- EXERCISE BRIEF -
Pull each line holding "right" out of the entries below.

------------------------------------------------------------------------

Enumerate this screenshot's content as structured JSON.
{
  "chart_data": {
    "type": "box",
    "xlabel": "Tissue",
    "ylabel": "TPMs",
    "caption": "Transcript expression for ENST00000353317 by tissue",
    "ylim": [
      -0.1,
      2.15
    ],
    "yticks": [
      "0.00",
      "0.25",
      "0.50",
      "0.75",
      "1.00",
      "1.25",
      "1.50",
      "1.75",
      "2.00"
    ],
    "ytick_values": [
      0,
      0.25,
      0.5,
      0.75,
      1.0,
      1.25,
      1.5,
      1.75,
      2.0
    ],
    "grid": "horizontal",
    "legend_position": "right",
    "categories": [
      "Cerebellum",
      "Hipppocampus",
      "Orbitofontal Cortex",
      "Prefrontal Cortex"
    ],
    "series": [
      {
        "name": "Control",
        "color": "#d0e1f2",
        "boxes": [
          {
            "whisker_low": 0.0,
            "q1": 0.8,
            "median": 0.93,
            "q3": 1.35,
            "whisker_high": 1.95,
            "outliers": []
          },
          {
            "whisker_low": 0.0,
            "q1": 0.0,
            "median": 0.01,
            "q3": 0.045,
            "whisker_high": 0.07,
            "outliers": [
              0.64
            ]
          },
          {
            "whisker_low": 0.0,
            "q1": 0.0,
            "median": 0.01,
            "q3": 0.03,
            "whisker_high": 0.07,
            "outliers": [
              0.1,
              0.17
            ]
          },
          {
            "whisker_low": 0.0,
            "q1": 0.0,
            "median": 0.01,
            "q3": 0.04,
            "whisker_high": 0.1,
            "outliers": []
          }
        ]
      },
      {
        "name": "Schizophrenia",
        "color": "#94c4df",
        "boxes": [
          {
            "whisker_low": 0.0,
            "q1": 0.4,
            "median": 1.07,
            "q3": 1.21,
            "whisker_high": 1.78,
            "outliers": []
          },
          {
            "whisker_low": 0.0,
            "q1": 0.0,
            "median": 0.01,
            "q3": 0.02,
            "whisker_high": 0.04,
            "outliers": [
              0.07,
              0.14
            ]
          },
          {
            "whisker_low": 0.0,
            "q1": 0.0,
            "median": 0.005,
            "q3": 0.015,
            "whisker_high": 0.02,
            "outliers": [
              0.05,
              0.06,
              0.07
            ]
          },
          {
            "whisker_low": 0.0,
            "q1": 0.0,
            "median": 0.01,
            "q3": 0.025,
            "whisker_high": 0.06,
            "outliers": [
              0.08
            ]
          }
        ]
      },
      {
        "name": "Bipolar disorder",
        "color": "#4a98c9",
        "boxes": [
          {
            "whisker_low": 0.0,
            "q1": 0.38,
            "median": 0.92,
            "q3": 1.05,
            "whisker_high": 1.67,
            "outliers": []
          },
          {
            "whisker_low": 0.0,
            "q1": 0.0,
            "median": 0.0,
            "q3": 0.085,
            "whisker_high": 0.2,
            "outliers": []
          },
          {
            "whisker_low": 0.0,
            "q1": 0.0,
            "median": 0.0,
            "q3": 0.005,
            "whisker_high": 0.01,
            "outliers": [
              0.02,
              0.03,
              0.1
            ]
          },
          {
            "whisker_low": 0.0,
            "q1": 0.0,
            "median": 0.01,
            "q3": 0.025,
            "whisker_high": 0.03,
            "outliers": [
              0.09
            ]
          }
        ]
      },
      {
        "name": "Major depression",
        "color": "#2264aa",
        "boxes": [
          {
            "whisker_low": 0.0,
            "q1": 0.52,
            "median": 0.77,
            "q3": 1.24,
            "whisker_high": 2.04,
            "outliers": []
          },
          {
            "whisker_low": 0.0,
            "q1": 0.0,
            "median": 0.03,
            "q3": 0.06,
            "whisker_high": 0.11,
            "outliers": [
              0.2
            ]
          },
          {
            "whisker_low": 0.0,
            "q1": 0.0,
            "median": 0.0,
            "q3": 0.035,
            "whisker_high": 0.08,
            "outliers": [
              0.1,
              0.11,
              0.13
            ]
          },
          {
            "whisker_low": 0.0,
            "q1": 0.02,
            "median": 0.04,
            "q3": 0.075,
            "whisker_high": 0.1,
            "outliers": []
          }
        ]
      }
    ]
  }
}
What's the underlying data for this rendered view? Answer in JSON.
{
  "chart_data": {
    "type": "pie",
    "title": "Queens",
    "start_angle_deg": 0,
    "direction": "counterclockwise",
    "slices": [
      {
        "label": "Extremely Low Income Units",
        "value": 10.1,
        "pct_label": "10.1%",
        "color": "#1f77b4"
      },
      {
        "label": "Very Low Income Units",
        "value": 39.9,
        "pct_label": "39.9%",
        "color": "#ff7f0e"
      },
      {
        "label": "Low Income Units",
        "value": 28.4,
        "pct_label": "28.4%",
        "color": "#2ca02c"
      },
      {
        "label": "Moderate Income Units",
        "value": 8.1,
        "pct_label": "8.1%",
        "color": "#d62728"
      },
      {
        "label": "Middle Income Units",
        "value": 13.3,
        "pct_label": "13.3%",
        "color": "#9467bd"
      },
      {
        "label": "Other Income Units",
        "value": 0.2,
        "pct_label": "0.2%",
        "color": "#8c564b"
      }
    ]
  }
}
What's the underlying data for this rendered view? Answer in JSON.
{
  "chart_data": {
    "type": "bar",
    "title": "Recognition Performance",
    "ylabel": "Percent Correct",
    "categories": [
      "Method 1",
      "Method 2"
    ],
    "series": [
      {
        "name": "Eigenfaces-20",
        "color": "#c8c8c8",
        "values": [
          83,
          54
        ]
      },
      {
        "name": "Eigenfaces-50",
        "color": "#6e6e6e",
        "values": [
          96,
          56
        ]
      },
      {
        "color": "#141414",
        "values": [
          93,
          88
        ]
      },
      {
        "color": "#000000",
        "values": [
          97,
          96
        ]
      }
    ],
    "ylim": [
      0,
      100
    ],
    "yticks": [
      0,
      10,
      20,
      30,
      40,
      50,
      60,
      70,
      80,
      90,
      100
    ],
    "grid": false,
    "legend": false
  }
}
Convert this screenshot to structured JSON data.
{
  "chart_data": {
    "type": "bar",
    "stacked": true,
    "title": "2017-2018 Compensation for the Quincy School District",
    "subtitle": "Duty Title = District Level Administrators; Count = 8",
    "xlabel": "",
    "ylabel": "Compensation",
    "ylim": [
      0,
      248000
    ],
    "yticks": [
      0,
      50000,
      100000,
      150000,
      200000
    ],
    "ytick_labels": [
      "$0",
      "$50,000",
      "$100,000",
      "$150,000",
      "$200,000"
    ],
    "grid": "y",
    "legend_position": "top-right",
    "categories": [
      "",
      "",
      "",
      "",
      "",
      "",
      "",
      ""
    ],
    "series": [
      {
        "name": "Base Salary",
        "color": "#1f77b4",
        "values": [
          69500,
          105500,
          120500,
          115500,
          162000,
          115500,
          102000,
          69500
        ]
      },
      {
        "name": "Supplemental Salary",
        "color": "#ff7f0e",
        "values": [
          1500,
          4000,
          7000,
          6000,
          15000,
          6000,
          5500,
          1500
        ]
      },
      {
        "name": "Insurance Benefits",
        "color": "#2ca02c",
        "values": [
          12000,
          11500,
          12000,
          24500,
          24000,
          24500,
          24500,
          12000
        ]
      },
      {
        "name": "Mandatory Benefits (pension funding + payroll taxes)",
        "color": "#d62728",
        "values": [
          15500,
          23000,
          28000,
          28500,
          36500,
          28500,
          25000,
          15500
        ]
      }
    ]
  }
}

------------------------------------------------------------------------

- RESPONSE BELOW -
    "legend_position": "right",
    "legend_position": "top-right",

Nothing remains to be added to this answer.